* _EXERCISE DIRECTIONS_
Filter the records below for the word "color". Copy each line that holds it.

* _EXCERPTED DATA_
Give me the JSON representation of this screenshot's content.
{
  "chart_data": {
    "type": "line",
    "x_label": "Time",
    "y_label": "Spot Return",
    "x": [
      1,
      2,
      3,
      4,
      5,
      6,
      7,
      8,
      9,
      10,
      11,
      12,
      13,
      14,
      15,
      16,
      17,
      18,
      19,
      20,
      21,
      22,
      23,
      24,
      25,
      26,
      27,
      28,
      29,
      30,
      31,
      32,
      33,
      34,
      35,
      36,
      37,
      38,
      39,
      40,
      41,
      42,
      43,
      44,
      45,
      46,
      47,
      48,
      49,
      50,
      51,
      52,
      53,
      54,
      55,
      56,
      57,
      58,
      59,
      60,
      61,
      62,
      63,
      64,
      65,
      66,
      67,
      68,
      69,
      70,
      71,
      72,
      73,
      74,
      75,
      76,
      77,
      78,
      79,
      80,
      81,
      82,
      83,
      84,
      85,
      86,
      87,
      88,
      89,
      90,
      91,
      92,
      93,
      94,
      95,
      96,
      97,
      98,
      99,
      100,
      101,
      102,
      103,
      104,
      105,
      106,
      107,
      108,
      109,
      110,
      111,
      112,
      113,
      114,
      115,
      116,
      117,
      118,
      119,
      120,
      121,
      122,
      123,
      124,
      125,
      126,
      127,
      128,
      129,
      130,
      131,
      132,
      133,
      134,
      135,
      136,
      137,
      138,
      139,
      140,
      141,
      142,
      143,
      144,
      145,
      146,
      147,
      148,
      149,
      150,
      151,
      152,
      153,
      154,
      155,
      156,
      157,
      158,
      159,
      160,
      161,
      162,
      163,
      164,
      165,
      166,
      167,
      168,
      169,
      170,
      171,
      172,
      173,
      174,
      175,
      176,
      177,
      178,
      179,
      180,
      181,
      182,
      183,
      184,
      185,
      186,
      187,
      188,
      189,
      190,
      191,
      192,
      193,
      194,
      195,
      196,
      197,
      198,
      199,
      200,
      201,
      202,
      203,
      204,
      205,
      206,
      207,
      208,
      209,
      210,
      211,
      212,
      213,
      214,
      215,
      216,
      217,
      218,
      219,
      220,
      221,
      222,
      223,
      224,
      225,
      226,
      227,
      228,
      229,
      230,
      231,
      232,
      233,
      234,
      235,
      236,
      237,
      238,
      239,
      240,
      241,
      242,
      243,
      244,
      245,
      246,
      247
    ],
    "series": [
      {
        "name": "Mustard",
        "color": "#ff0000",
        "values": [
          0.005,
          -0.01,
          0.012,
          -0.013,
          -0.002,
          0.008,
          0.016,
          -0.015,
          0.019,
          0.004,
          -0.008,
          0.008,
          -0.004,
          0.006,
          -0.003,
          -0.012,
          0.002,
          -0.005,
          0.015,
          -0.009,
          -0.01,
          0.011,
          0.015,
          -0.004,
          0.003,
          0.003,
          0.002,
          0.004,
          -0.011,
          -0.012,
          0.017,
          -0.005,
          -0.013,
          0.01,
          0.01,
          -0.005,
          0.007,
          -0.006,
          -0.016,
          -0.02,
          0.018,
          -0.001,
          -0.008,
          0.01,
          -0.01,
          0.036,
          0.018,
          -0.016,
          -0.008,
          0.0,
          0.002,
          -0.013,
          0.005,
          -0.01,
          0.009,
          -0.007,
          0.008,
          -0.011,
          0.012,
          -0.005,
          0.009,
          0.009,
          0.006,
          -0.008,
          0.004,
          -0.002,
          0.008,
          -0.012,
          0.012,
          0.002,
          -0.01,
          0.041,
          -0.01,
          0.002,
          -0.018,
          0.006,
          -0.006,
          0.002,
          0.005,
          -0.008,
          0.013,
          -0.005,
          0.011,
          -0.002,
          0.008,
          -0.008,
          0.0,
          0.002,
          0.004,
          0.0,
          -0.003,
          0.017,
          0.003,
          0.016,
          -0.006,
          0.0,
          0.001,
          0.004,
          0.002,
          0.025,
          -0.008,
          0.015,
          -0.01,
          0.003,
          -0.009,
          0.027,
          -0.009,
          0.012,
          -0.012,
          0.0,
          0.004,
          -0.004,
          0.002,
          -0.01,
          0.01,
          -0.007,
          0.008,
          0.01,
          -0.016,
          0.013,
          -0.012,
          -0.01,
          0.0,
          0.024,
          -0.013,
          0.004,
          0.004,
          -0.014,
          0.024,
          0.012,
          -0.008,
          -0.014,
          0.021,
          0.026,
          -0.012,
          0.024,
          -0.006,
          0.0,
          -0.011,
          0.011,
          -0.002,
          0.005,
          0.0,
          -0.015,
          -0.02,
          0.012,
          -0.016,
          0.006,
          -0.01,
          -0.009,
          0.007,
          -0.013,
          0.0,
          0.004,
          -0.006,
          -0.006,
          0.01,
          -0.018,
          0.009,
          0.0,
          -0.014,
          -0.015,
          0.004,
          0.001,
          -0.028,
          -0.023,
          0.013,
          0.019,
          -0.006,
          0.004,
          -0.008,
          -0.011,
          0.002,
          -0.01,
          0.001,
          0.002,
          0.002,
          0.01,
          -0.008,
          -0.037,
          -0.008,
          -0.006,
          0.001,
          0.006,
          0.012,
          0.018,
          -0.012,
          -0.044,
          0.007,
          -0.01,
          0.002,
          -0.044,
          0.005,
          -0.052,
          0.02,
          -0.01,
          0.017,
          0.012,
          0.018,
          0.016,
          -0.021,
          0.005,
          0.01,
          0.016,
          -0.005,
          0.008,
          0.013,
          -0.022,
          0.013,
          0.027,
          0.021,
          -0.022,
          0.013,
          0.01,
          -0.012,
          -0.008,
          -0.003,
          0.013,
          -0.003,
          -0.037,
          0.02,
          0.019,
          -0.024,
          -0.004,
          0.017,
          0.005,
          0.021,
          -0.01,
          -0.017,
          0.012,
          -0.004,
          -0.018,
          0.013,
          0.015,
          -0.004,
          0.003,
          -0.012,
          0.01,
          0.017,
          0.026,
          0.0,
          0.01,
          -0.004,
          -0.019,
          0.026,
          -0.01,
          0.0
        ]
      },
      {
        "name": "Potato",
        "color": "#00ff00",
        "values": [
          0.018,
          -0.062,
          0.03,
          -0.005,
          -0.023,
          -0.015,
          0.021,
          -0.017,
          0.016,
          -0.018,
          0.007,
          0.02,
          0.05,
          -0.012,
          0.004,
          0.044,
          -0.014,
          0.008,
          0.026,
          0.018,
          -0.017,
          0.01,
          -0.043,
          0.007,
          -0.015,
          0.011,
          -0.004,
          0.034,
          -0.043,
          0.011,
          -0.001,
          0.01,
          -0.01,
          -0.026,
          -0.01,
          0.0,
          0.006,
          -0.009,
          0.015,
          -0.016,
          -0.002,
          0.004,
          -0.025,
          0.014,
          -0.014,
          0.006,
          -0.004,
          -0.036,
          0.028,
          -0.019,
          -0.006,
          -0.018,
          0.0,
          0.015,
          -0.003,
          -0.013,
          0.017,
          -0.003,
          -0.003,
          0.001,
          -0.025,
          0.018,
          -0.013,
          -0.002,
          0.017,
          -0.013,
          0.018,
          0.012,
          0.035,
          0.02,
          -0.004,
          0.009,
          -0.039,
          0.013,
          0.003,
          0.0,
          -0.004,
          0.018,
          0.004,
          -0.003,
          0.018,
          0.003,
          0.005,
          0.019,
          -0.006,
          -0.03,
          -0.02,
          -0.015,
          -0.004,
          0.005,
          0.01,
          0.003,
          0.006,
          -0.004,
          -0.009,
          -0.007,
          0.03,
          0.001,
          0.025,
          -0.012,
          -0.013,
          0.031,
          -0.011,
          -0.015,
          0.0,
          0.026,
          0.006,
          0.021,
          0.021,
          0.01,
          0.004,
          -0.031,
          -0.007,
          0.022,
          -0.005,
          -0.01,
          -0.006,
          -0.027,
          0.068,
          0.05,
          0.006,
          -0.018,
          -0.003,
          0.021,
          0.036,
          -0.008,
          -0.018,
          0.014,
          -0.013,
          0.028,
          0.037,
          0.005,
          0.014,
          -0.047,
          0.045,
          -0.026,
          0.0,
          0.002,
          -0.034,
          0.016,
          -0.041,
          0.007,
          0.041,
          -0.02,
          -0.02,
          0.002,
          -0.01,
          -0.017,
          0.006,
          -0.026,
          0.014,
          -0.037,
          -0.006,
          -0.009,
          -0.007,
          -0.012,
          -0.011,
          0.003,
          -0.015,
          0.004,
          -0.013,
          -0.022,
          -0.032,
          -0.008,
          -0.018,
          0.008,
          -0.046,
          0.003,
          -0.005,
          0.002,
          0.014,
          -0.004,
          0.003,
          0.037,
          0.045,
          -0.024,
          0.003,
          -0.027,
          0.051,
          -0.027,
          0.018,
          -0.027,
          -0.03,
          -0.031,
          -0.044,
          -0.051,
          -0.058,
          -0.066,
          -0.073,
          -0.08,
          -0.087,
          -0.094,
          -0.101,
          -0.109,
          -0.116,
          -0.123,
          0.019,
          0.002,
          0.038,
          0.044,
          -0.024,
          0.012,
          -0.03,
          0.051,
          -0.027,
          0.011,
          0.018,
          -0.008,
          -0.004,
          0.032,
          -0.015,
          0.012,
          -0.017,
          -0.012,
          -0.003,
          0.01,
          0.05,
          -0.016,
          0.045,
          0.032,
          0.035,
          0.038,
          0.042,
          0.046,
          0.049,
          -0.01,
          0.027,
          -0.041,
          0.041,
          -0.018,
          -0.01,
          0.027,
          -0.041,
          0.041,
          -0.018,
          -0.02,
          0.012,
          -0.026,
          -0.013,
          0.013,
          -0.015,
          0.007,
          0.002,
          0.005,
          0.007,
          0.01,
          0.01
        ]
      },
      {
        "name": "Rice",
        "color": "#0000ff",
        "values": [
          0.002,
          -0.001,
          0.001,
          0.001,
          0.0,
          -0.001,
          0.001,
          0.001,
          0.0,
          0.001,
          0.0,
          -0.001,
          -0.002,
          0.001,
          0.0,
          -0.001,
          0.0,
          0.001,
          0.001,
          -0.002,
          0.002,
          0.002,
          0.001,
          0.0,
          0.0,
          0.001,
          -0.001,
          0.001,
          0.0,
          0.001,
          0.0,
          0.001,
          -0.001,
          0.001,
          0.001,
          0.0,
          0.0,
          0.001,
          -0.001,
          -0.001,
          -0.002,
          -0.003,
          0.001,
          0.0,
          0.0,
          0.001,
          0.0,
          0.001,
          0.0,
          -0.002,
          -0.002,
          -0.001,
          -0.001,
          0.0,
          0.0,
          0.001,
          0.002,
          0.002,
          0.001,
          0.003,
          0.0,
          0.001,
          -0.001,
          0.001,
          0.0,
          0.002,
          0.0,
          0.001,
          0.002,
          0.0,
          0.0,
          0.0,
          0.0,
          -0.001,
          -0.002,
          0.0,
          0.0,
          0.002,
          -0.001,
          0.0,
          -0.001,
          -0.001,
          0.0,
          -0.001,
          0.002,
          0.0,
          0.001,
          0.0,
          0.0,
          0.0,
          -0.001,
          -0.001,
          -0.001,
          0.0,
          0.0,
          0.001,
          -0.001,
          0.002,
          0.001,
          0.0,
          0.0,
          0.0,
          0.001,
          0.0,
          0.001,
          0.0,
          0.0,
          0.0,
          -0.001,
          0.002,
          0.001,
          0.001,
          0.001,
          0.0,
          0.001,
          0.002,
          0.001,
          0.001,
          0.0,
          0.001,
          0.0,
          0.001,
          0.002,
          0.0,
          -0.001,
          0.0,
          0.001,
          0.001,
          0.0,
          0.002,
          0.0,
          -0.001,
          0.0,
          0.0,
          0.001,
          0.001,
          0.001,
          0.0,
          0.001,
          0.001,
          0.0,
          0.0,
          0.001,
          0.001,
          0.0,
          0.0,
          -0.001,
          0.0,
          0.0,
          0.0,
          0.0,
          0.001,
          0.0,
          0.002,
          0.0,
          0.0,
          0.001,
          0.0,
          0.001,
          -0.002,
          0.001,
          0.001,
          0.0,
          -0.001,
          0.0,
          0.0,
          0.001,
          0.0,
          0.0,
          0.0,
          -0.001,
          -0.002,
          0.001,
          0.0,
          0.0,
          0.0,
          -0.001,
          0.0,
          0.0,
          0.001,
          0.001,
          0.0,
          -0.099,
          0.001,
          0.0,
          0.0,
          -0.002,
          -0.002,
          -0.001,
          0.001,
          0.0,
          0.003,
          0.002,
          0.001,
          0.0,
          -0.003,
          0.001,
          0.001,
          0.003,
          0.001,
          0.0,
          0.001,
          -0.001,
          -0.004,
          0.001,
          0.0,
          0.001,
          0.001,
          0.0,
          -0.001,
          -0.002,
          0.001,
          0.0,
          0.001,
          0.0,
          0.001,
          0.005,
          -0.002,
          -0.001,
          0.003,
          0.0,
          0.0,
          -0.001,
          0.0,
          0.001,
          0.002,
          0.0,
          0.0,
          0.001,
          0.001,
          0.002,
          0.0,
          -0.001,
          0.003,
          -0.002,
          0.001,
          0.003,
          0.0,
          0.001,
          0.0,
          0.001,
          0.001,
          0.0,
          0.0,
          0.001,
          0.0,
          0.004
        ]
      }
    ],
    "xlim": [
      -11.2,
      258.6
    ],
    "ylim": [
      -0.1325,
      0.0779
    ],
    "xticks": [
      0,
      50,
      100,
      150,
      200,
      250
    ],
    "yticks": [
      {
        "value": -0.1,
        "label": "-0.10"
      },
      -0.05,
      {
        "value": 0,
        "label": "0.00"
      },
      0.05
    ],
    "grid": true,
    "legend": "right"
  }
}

* _CORRECT RESPONSE_
        "color": "#ff0000",
        "color": "#00ff00",
        "color": "#0000ff",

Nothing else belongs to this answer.